What this task involves:
Wherever the word "можете" appears in a line, copy that line.

Input:
____________

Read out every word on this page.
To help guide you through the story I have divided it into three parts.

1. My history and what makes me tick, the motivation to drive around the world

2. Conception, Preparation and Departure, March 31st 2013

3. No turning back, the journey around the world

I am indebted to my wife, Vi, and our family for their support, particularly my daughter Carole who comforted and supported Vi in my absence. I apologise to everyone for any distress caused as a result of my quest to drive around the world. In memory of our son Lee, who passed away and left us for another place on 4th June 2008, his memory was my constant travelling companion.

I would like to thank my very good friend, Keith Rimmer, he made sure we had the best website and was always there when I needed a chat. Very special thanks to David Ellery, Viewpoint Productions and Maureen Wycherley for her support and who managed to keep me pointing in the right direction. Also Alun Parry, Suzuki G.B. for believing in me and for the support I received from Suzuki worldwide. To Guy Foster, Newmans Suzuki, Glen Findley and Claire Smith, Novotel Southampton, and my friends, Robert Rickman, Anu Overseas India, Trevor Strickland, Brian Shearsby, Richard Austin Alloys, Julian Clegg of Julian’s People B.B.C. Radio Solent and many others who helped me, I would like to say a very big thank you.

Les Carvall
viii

____________

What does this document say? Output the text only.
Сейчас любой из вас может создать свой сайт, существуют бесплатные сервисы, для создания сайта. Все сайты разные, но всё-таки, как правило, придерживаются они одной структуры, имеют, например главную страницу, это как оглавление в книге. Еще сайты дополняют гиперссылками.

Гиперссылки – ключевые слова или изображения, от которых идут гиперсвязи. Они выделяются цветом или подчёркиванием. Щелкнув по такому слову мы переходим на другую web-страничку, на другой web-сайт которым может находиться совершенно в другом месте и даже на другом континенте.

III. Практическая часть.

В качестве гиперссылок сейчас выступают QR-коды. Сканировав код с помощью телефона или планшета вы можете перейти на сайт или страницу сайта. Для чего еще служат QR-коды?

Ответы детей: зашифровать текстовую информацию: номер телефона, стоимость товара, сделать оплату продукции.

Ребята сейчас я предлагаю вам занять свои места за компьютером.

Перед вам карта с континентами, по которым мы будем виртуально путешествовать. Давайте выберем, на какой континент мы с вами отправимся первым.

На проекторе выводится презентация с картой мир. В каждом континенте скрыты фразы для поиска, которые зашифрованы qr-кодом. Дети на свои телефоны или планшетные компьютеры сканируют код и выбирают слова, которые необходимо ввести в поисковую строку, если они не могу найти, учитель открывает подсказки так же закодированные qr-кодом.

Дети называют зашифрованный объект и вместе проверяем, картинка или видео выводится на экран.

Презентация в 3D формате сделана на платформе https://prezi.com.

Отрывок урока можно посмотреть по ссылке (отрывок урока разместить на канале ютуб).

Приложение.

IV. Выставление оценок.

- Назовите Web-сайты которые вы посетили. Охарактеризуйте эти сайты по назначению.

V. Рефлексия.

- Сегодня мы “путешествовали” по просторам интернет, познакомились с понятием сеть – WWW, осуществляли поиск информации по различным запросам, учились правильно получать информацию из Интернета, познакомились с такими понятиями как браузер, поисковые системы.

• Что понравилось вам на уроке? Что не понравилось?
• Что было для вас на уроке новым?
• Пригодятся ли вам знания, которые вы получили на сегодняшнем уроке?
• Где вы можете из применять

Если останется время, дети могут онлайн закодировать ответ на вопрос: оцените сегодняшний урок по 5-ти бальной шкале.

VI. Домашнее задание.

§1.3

____________

Output of the task:
В качестве гиперссылок сейчас выступают QR-коды. Сканировав код с помощью телефона или планшета вы можете перейти на сайт или страницу сайта. Для чего еще служат QR-коды?
• Где вы можете из применять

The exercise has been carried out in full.